→ **Task requirements**
Write out all of the lines below, exactly and completely.

(Collection entries)

--------

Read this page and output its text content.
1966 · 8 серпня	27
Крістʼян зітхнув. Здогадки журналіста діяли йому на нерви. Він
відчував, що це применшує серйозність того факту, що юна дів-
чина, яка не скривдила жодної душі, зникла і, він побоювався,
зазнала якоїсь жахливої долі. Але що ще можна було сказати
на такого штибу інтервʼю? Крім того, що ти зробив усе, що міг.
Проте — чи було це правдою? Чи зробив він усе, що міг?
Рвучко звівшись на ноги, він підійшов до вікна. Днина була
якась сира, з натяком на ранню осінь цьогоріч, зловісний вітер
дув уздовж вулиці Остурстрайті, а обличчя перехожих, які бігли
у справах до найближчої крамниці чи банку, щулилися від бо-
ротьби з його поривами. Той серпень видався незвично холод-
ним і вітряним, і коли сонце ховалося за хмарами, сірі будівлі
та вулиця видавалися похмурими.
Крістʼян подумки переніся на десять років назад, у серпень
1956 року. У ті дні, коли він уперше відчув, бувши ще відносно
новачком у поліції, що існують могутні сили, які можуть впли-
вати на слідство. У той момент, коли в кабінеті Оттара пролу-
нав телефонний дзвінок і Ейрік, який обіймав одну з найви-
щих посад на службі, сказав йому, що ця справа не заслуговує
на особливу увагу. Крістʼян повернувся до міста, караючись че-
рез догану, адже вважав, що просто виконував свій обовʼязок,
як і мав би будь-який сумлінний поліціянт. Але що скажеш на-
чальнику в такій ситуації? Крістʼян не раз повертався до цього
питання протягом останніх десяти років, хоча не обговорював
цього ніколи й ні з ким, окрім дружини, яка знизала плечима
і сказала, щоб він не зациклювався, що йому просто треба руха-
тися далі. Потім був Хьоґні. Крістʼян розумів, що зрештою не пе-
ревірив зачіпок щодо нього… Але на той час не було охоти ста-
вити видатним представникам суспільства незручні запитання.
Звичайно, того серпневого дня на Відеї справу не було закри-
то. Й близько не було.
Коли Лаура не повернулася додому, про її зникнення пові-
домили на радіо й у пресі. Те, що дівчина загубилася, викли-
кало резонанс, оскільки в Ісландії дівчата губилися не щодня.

--------

→ **Finished answer**
Read this page and output its text content.
1966 · 8 серпня	27
Крістʼян зітхнув. Здогадки журналіста діяли йому на нерви. Він
відчував, що це применшує серйозність того факту, що юна дів-
чина, яка не скривдила жодної душі, зникла і, він побоювався,
зазнала якоїсь жахливої долі. Але що ще можна було сказати
на такого штибу інтервʼю? Крім того, що ти зробив усе, що міг.
Проте — чи було це правдою? Чи зробив він усе, що міг?
Рвучко звівшись на ноги, він підійшов до вікна. Днина була
якась сира, з натяком на ранню осінь цьогоріч, зловісний вітер
дув уздовж вулиці Остурстрайті, а обличчя перехожих, які бігли
у справах до найближчої крамниці чи банку, щулилися від бо-
ротьби з його поривами. Той серпень видався незвично холод-
ним і вітряним, і коли сонце ховалося за хмарами, сірі будівлі
та вулиця видавалися похмурими.
Крістʼян подумки переніся на десять років назад, у серпень
1956 року. У ті дні, коли він уперше відчув, бувши ще відносно
новачком у поліції, що існують могутні сили, які можуть впли-
вати на слідство. У той момент, коли в кабінеті Оттара пролу-
нав телефонний дзвінок і Ейрік, який обіймав одну з найви-
щих посад на службі, сказав йому, що ця справа не заслуговує
на особливу увагу. Крістʼян повернувся до міста, караючись че-
рез догану, адже вважав, що просто виконував свій обовʼязок,
як і мав би будь-який сумлінний поліціянт. Але що скажеш на-
чальнику в такій ситуації? Крістʼян не раз повертався до цього
питання протягом останніх десяти років, хоча не обговорював
цього ніколи й ні з ким, окрім дружини, яка знизала плечима
і сказала, щоб він не зациклювався, що йому просто треба руха-
тися далі. Потім був Хьоґні. Крістʼян розумів, що зрештою не пе-
ревірив зачіпок щодо нього… Але на той час не було охоти ста-
вити видатним представникам суспільства незручні запитання.
Звичайно, того серпневого дня на Відеї справу не було закри-
то. Й близько не було.
Коли Лаура не повернулася додому, про її зникнення пові-
домили на радіо й у пресі. Те, що дівчина загубилася, викли-
кало резонанс, оскільки в Ісландії дівчата губилися не щодня.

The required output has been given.